= Excerpt from a dataset =
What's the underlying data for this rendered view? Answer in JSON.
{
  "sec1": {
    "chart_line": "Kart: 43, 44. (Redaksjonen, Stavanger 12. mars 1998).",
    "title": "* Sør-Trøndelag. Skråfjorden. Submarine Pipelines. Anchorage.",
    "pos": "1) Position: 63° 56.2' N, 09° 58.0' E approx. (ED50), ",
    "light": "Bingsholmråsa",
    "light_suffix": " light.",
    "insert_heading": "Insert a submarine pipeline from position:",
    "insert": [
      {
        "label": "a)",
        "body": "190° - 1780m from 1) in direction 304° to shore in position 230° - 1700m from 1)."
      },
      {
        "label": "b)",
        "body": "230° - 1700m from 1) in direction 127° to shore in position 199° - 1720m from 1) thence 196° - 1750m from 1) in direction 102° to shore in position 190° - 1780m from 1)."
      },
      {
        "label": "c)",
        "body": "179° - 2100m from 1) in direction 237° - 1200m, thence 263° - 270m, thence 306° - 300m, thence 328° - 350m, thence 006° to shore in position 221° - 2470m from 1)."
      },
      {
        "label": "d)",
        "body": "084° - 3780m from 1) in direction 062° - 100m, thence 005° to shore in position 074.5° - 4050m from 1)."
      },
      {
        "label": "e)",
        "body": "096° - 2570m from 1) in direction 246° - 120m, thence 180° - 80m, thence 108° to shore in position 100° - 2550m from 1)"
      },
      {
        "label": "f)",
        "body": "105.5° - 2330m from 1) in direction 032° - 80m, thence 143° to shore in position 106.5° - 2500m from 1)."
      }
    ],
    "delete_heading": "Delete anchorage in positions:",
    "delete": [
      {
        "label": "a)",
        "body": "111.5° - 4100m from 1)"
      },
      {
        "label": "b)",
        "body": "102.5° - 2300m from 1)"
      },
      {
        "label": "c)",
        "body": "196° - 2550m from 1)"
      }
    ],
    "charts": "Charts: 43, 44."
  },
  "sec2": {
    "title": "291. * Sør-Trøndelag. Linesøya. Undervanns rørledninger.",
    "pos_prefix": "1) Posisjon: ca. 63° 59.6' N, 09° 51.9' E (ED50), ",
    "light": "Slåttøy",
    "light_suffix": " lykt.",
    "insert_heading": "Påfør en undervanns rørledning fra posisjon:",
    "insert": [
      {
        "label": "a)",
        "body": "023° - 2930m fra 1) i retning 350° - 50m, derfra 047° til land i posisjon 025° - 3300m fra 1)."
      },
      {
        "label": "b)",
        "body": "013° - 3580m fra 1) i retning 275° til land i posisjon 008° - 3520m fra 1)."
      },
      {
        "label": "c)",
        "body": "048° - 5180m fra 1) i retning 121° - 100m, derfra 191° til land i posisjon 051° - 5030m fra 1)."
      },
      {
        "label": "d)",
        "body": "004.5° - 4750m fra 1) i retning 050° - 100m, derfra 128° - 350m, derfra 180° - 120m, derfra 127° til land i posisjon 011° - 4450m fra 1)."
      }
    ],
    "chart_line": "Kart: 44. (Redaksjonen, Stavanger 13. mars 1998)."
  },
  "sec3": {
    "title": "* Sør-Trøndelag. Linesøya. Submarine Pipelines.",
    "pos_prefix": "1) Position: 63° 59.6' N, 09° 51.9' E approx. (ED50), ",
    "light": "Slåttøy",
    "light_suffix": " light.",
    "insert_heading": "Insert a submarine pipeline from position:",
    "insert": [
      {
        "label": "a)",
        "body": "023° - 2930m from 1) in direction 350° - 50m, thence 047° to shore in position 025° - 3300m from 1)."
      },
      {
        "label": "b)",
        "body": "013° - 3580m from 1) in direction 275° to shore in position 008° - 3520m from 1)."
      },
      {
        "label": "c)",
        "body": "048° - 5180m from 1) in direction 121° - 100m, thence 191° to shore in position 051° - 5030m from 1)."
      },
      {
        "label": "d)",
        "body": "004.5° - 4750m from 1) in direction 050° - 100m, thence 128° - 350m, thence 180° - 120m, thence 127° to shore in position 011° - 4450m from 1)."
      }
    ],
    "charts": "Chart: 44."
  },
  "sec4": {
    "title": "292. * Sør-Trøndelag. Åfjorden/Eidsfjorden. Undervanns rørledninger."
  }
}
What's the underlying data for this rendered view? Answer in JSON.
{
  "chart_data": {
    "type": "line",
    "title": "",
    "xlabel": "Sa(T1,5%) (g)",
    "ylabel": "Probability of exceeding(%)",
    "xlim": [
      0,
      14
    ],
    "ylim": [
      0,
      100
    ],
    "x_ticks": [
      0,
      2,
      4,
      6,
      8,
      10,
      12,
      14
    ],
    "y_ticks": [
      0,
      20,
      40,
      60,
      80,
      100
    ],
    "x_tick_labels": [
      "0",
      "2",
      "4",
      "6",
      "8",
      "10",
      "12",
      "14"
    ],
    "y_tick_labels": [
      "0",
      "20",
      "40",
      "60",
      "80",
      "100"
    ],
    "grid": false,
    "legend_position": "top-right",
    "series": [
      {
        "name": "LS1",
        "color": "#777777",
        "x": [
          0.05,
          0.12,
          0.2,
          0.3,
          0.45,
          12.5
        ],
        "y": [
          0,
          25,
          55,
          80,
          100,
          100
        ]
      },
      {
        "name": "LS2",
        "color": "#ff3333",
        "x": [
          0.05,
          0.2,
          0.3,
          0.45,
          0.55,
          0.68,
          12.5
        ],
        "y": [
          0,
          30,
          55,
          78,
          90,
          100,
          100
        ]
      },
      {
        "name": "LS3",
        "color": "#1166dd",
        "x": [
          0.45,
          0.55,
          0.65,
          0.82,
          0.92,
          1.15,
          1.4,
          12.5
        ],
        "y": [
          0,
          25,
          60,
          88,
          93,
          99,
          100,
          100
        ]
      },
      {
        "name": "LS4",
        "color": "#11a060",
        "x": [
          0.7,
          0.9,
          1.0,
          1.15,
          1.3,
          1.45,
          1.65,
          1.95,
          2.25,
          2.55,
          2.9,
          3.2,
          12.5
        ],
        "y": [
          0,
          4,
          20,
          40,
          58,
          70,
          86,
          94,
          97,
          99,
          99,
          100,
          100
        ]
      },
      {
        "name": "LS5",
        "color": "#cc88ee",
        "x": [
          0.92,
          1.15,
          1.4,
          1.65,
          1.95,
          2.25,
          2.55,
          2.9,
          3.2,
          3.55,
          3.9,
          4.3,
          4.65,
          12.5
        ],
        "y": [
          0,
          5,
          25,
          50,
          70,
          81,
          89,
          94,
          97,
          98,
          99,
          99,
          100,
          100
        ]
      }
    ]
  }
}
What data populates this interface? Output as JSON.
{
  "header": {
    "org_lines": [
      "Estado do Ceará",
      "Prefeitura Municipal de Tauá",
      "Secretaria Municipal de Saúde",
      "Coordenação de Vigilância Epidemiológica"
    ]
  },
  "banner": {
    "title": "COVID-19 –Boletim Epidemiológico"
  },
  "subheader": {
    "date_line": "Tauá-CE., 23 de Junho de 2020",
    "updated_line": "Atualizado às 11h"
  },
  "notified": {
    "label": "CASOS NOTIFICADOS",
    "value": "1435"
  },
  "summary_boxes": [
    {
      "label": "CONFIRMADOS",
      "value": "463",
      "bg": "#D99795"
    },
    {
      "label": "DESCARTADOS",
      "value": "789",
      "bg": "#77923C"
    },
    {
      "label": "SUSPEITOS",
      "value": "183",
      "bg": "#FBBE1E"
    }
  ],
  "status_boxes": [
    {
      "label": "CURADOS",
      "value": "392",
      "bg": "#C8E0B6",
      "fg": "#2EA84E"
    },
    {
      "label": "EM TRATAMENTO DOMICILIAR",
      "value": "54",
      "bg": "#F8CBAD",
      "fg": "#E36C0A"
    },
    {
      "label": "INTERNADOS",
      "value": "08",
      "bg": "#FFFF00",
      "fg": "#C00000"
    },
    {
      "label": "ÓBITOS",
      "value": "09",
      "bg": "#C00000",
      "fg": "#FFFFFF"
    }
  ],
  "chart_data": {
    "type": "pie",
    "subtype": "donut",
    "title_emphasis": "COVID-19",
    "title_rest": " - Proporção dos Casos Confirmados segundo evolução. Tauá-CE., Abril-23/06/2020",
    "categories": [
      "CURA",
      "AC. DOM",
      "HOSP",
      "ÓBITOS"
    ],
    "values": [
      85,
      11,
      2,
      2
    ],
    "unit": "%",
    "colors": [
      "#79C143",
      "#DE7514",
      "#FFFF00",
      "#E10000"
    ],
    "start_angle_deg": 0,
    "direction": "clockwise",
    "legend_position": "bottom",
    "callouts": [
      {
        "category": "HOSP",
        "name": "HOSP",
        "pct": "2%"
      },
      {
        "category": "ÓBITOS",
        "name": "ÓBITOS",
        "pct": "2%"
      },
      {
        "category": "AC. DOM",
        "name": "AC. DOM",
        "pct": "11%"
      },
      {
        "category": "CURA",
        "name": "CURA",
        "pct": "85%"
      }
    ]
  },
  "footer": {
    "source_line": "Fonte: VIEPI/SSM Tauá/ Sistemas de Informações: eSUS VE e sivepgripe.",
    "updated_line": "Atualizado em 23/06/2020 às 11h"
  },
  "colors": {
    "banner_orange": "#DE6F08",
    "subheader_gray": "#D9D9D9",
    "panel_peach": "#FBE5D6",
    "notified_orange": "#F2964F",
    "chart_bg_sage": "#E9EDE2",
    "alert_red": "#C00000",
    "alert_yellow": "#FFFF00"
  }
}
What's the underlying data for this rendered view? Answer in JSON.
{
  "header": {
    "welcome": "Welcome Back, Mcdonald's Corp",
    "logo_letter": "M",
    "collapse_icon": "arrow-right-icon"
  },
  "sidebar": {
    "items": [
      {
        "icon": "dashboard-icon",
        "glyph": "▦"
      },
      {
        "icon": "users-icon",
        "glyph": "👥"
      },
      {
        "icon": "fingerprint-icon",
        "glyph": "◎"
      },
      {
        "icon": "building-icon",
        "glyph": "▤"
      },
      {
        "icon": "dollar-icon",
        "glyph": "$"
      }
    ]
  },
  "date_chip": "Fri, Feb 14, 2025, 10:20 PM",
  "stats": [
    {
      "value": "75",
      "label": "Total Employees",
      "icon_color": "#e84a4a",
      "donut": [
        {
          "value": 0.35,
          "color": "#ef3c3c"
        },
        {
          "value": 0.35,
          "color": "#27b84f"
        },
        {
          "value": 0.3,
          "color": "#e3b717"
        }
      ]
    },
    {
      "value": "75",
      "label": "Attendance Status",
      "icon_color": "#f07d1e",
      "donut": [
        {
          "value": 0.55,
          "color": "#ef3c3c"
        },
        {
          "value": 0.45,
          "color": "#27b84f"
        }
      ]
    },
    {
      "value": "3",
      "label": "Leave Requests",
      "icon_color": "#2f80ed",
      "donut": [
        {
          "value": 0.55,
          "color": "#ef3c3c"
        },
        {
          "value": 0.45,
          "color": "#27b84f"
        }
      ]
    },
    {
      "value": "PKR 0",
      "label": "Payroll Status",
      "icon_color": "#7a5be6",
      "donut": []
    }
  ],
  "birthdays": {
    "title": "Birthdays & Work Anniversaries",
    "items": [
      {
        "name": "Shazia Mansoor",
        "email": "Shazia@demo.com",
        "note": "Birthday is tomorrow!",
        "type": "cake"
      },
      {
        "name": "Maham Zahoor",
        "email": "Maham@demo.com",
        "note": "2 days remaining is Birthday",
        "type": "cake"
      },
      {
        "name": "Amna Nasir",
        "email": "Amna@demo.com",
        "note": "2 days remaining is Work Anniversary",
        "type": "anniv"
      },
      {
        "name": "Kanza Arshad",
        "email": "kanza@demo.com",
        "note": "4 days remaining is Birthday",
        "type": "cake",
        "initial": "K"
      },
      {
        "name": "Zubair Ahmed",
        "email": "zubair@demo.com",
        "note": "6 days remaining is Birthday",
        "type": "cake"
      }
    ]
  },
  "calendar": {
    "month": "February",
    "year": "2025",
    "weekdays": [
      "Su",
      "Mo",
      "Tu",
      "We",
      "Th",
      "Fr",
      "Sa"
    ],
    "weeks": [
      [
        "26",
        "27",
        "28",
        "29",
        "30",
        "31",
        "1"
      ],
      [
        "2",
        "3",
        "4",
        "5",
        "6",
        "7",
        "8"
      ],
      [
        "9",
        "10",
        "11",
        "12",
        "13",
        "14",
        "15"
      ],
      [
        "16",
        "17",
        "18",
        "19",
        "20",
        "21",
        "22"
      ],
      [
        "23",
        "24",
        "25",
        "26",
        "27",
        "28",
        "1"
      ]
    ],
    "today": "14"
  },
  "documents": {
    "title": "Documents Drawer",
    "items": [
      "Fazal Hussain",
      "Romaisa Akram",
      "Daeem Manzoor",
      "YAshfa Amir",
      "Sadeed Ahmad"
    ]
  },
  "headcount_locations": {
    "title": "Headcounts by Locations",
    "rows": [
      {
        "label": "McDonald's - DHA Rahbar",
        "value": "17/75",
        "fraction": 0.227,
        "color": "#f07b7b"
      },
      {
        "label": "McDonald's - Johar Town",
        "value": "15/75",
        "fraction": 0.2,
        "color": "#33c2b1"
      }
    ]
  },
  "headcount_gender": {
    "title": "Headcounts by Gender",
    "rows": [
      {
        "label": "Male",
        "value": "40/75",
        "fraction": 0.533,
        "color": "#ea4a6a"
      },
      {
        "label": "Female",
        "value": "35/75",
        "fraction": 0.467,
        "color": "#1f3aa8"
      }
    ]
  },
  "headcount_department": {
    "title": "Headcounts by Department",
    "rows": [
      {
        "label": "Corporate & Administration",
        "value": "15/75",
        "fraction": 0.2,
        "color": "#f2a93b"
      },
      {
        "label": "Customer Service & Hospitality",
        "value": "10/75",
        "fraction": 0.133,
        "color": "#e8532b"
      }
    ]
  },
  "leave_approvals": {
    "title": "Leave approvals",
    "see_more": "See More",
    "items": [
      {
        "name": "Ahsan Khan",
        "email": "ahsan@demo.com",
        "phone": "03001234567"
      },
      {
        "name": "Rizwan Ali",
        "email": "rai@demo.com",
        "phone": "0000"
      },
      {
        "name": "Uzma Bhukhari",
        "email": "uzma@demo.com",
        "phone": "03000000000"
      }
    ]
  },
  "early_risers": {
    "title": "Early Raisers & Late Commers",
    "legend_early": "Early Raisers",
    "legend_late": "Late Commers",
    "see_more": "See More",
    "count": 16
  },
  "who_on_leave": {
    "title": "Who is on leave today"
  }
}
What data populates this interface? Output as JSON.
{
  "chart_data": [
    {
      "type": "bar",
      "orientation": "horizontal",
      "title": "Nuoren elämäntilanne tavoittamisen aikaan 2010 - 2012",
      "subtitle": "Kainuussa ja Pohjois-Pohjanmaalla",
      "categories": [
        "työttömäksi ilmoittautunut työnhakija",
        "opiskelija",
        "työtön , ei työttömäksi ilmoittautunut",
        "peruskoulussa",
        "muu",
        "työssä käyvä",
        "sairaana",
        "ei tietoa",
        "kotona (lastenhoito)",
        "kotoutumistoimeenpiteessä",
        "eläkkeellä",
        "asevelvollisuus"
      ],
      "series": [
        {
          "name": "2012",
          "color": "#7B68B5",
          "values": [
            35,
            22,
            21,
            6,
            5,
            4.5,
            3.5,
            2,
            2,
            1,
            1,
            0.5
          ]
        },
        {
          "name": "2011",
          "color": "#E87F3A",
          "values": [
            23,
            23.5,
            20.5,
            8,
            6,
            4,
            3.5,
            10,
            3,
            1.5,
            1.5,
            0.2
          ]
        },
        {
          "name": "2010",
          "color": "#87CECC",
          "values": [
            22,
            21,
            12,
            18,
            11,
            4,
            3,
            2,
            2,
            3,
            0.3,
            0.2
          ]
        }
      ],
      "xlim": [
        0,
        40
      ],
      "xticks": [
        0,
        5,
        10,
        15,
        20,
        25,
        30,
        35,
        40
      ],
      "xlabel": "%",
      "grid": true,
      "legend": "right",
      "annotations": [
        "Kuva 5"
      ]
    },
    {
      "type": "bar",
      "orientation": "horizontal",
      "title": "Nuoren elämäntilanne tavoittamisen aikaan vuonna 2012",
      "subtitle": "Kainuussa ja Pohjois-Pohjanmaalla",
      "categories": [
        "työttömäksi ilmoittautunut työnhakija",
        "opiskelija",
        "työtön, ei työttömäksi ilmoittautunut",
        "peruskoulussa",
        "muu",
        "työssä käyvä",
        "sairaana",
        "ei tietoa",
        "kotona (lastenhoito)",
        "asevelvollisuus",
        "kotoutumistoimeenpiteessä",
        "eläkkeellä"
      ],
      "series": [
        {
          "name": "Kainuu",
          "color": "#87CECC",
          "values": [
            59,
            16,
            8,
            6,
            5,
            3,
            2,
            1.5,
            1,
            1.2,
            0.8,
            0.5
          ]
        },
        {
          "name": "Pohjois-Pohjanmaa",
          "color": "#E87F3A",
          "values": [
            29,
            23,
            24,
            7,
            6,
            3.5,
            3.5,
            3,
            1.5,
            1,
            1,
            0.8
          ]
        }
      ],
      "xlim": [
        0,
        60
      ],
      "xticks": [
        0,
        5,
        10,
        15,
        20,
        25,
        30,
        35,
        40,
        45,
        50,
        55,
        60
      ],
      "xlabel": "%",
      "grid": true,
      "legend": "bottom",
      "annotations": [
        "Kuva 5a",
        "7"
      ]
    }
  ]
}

= Set problem =
Set out every line from the material that contains the string "email".

= Finished answer =
        "email": "Shazia@demo.com",
        "email": "Maham@demo.com",
        "email": "Amna@demo.com",
        "email": "kanza@demo.com",
        "email": "zubair@demo.com",
        "email": "ahsan@demo.com",
        "email": "rai@demo.com",
        "email": "uzma@demo.com",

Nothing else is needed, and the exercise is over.